>>>

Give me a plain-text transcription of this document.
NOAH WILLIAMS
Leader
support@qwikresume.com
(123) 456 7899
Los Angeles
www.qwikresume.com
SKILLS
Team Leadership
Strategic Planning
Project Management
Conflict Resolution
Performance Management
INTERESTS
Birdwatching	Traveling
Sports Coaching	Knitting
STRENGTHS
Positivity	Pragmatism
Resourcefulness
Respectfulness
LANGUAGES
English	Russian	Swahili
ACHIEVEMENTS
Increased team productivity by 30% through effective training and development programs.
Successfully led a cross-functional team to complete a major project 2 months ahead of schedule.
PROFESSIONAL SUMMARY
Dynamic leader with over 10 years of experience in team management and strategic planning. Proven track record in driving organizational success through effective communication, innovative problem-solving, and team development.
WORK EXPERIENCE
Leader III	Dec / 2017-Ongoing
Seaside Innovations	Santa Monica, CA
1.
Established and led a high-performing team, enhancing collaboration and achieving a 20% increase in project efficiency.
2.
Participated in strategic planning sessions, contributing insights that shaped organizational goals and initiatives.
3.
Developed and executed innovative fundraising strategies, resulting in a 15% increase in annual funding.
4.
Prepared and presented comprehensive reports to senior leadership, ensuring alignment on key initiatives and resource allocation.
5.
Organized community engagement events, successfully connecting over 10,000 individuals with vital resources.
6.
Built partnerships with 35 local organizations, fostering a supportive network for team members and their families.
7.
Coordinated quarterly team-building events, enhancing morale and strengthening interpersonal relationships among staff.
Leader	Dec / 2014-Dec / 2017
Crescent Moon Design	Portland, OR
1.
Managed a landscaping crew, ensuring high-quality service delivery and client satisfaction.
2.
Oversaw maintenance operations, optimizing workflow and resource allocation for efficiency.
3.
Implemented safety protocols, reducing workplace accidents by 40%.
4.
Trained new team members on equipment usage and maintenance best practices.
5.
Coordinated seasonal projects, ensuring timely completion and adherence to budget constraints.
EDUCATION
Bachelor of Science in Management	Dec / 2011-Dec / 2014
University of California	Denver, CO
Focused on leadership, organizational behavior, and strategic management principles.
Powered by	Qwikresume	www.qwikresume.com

<<<

> **To be done**
Return every line above in which the string "members" occurs.

> **Worked solution**
Built partnerships with 35 local organizations, fostering a supportive network for team members and their families.
Trained new team members on equipment usage and maintenance best practices.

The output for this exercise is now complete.